Work request — Restate each entry below exactly; pictures stay out of the copy.

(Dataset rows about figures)
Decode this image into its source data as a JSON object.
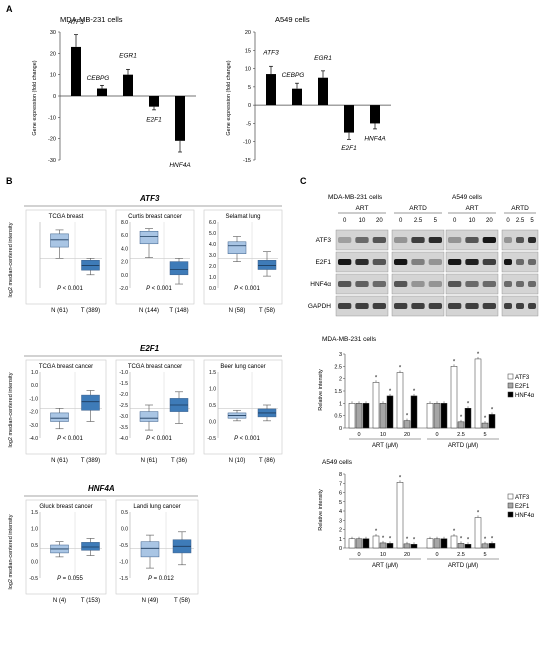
{
  "panel_letters": {
    "a": "A",
    "b": "B",
    "c": "C"
  },
  "panel_a": {
    "ylabel": "Gene expression (fold change)",
    "ticks": [
      "30",
      "20",
      "10",
      "0",
      "-10",
      "-20",
      "-30"
    ],
    "ticks_right": [
      "20",
      "15",
      "10",
      "5",
      "0",
      "-5",
      "-10",
      "-15"
    ],
    "charts": [
      {
        "title": "MDA-MB-231 cells",
        "ylim": [
          -30,
          30
        ],
        "bars": [
          {
            "label": "ATF3",
            "value": 23
          },
          {
            "label": "CEBPG",
            "value": 3.5
          },
          {
            "label": "EGR1",
            "value": 10
          },
          {
            "label": "E2F1",
            "value": -5
          },
          {
            "label": "HNF4A",
            "value": -21
          }
        ]
      },
      {
        "title": "A549 cells",
        "ylim": [
          -15,
          20
        ],
        "bars": [
          {
            "label": "ATF3",
            "value": 8.5
          },
          {
            "label": "CEBPG",
            "value": 4.5
          },
          {
            "label": "EGR1",
            "value": 7.5
          },
          {
            "label": "E2F1",
            "value": -7.5
          },
          {
            "label": "HNF4A",
            "value": -5
          }
        ]
      }
    ]
  },
  "panel_b": {
    "ylabel": "log2 median-centered intensity",
    "sections": [
      {
        "gene": "ATF3",
        "plots": [
          {
            "title": "TCGA breast",
            "n": "N (61)",
            "t": "T (389)",
            "p_pre": "P",
            "p": "< 0.001",
            "ticks": []
          },
          {
            "title": "Curtis breast cancer",
            "n": "N (144)",
            "t": "T (148)",
            "p_pre": "P",
            "p": "< 0.001",
            "ticks": [
              "8.0",
              "6.0",
              "4.0",
              "2.0",
              "0.0",
              "-2.0"
            ]
          },
          {
            "title": "Selamat lung",
            "n": "N (58)",
            "t": "T (58)",
            "p_pre": "P",
            "p": "< 0.001",
            "ticks": [
              "6.0",
              "5.0",
              "4.0",
              "3.0",
              "2.0",
              "1.0",
              "0.0"
            ]
          }
        ]
      },
      {
        "gene": "E2F1",
        "plots": [
          {
            "title": "TCGA breast cancer",
            "n": "N (61)",
            "t": "T (389)",
            "p_pre": "P",
            "p": "< 0.001",
            "ticks": [
              "1.0",
              "0.0",
              "-1.0",
              "-2.0",
              "-3.0",
              "-4.0"
            ]
          },
          {
            "title": "TCGA breast cancer",
            "n": "N (61)",
            "t": "T (36)",
            "p_pre": "P",
            "p": "< 0.001",
            "ticks": [
              "-1.0",
              "-1.5",
              "-2.0",
              "-2.5",
              "-3.0",
              "-3.5",
              "-4.0"
            ]
          },
          {
            "title": "Beer lung cancer",
            "n": "N (10)",
            "t": "T (86)",
            "p_pre": "P",
            "p": "< 0.001",
            "ticks": [
              "1.5",
              "1.0",
              "0.5",
              "0.0",
              "-0.5"
            ]
          }
        ]
      },
      {
        "gene": "HNF4A",
        "plots": [
          {
            "title": "Gluck breast cancer",
            "n": "N (4)",
            "t": "T (153)",
            "p_pre": "P",
            "p": "= 0.055",
            "ticks": [
              "1.5",
              "1.0",
              "0.5",
              "0.0",
              "-0.5"
            ]
          },
          {
            "title": "Landi lung cancer",
            "n": "N (49)",
            "t": "T (58)",
            "p_pre": "P",
            "p": "= 0.012",
            "ticks": [
              "0.5",
              "0.0",
              "-0.5",
              "-1.0",
              "-1.5"
            ]
          }
        ]
      }
    ]
  },
  "panel_c": {
    "blot": {
      "cell_lines": [
        "MDA-MB-231 cells",
        "A549 cells"
      ],
      "groups": [
        "ART",
        "ARTD",
        "ART",
        "ARTD"
      ],
      "doses": [
        [
          "0",
          "10",
          "20"
        ],
        [
          "0",
          "2.5",
          "5"
        ],
        [
          "0",
          "10",
          "20"
        ],
        [
          "0",
          "2.5",
          "5"
        ]
      ],
      "rows": [
        "ATF3",
        "E2F1",
        "HNF4α",
        "GAPDH"
      ]
    },
    "legend": [
      "ATF3",
      "E2F1",
      "HNF4α"
    ],
    "colors": {
      "ATF3": "#ffffff",
      "E2F1": "#a6a6a6",
      "HNF4α": "#000000"
    },
    "ylabel": "Relative intensity",
    "x_doses": [
      "0",
      "10",
      "20",
      "0",
      "2.5",
      "5"
    ],
    "x_groups": [
      "ART (μM)",
      "ARTD (μM)"
    ],
    "sig_mark": "*",
    "charts": [
      {
        "title": "MDA-MB-231 cells",
        "ylim": [
          0,
          3
        ],
        "ticks": [
          "3",
          "2.5",
          "2",
          "1.5",
          "1",
          "0.5",
          "0"
        ],
        "values": [
          [
            1,
            1,
            1
          ],
          [
            1.85,
            1,
            1.3
          ],
          [
            2.25,
            0.3,
            1.3
          ],
          [
            1,
            1,
            1
          ],
          [
            2.5,
            0.25,
            0.8
          ],
          [
            2.8,
            0.2,
            0.55
          ]
        ]
      },
      {
        "title": "A549 cells",
        "ylim": [
          0,
          8
        ],
        "ticks": [
          "8",
          "7",
          "6",
          "5",
          "4",
          "3",
          "2",
          "1",
          "0"
        ],
        "values": [
          [
            1,
            1,
            1
          ],
          [
            1.3,
            0.55,
            0.5
          ],
          [
            7.1,
            0.45,
            0.4
          ],
          [
            1,
            1,
            1
          ],
          [
            1.3,
            0.5,
            0.4
          ],
          [
            3.3,
            0.45,
            0.5
          ]
        ]
      }
    ]
  }
}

Reply to the task —
Decode this image into its source data as a JSON object.
{
  "panel_letters": {
    "a": "A",
    "b": "B",
    "c": "C"
  },
  "panel_a": {
    "ylabel": "Gene expression (fold change)",
    "ticks": [
      "30",
      "20",
      "10",
      "0",
      "-10",
      "-20",
      "-30"
    ],
    "ticks_right": [
      "20",
      "15",
      "10",
      "5",
      "0",
      "-5",
      "-10",
      "-15"
    ],
    "charts": [
      {
        "title": "MDA-MB-231 cells",
        "ylim": [
          -30,
          30
        ],
        "bars": [
          {
            "label": "ATF3",
            "value": 23
          },
          {
            "label": "CEBPG",
            "value": 3.5
          },
          {
            "label": "EGR1",
            "value": 10
          },
          {
            "label": "E2F1",
            "value": -5
          },
          {
            "label": "HNF4A",
            "value": -21
          }
        ]
      },
      {
        "title": "A549 cells",
        "ylim": [
          -15,
          20
        ],
        "bars": [
          {
            "label": "ATF3",
            "value": 8.5
          },
          {
            "label": "CEBPG",
            "value": 4.5
          },
          {
            "label": "EGR1",
            "value": 7.5
          },
          {
            "label": "E2F1",
            "value": -7.5
          },
          {
            "label": "HNF4A",
            "value": -5
          }
        ]
      }
    ]
  },
  "panel_b": {
    "ylabel": "log2 median-centered intensity",
    "sections": [
      {
        "gene": "ATF3",
        "plots": [
          {
            "title": "TCGA breast",
            "n": "N (61)",
            "t": "T (389)",
            "p_pre": "P",
            "p": "< 0.001",
            "ticks": []
          },
          {
            "title": "Curtis breast cancer",
            "n": "N (144)",
            "t": "T (148)",
            "p_pre": "P",
            "p": "< 0.001",
            "ticks": [
              "8.0",
              "6.0",
              "4.0",
              "2.0",
              "0.0",
              "-2.0"
            ]
          },
          {
            "title": "Selamat lung",
            "n": "N (58)",
            "t": "T (58)",
            "p_pre": "P",
            "p": "< 0.001",
            "ticks": [
              "6.0",
              "5.0",
              "4.0",
              "3.0",
              "2.0",
              "1.0",
              "0.0"
            ]
          }
        ]
      },
      {
        "gene": "E2F1",
        "plots": [
          {
            "title": "TCGA breast cancer",
            "n": "N (61)",
            "t": "T (389)",
            "p_pre": "P",
            "p": "< 0.001",
            "ticks": [
              "1.0",
              "0.0",
              "-1.0",
              "-2.0",
              "-3.0",
              "-4.0"
            ]
          },
          {
            "title": "TCGA breast cancer",
            "n": "N (61)",
            "t": "T (36)",
            "p_pre": "P",
            "p": "< 0.001",
            "ticks": [
              "-1.0",
              "-1.5",
              "-2.0",
              "-2.5",
              "-3.0",
              "-3.5",
              "-4.0"
            ]
          },
          {
            "title": "Beer lung cancer",
            "n": "N (10)",
            "t": "T (86)",
            "p_pre": "P",
            "p": "< 0.001",
            "ticks": [
              "1.5",
              "1.0",
              "0.5",
              "0.0",
              "-0.5"
            ]
          }
        ]
      },
      {
        "gene": "HNF4A",
        "plots": [
          {
            "title": "Gluck breast cancer",
            "n": "N (4)",
            "t": "T (153)",
            "p_pre": "P",
            "p": "= 0.055",
            "ticks": [
              "1.5",
              "1.0",
              "0.5",
              "0.0",
              "-0.5"
            ]
          },
          {
            "title": "Landi lung cancer",
            "n": "N (49)",
            "t": "T (58)",
            "p_pre": "P",
            "p": "= 0.012",
            "ticks": [
              "0.5",
              "0.0",
              "-0.5",
              "-1.0",
              "-1.5"
            ]
          }
        ]
      }
    ]
  },
  "panel_c": {
    "blot": {
      "cell_lines": [
        "MDA-MB-231 cells",
        "A549 cells"
      ],
      "groups": [
        "ART",
        "ARTD",
        "ART",
        "ARTD"
      ],
      "doses": [
        [
          "0",
          "10",
          "20"
        ],
        [
          "0",
          "2.5",
          "5"
        ],
        [
          "0",
          "10",
          "20"
        ],
        [
          "0",
          "2.5",
          "5"
        ]
      ],
      "rows": [
        "ATF3",
        "E2F1",
        "HNF4α",
        "GAPDH"
      ]
    },
    "legend": [
      "ATF3",
      "E2F1",
      "HNF4α"
    ],
    "colors": {
      "ATF3": "#ffffff",
      "E2F1": "#a6a6a6",
      "HNF4α": "#000000"
    },
    "ylabel": "Relative intensity",
    "x_doses": [
      "0",
      "10",
      "20",
      "0",
      "2.5",
      "5"
    ],
    "x_groups": [
      "ART (μM)",
      "ARTD (μM)"
    ],
    "sig_mark": "*",
    "charts": [
      {
        "title": "MDA-MB-231 cells",
        "ylim": [
          0,
          3
        ],
        "ticks": [
          "3",
          "2.5",
          "2",
          "1.5",
          "1",
          "0.5",
          "0"
        ],
        "values": [
          [
            1,
            1,
            1
          ],
          [
            1.85,
            1,
            1.3
          ],
          [
            2.25,
            0.3,
            1.3
          ],
          [
            1,
            1,
            1
          ],
          [
            2.5,
            0.25,
            0.8
          ],
          [
            2.8,
            0.2,
            0.55
          ]
        ]
      },
      {
        "title": "A549 cells",
        "ylim": [
          0,
          8
        ],
        "ticks": [
          "8",
          "7",
          "6",
          "5",
          "4",
          "3",
          "2",
          "1",
          "0"
        ],
        "values": [
          [
            1,
            1,
            1
          ],
          [
            1.3,
            0.55,
            0.5
          ],
          [
            7.1,
            0.45,
            0.4
          ],
          [
            1,
            1,
            1
          ],
          [
            1.3,
            0.5,
            0.4
          ],
          [
            3.3,
            0.45,
            0.5
          ]
        ]
      }
    ]
  }
}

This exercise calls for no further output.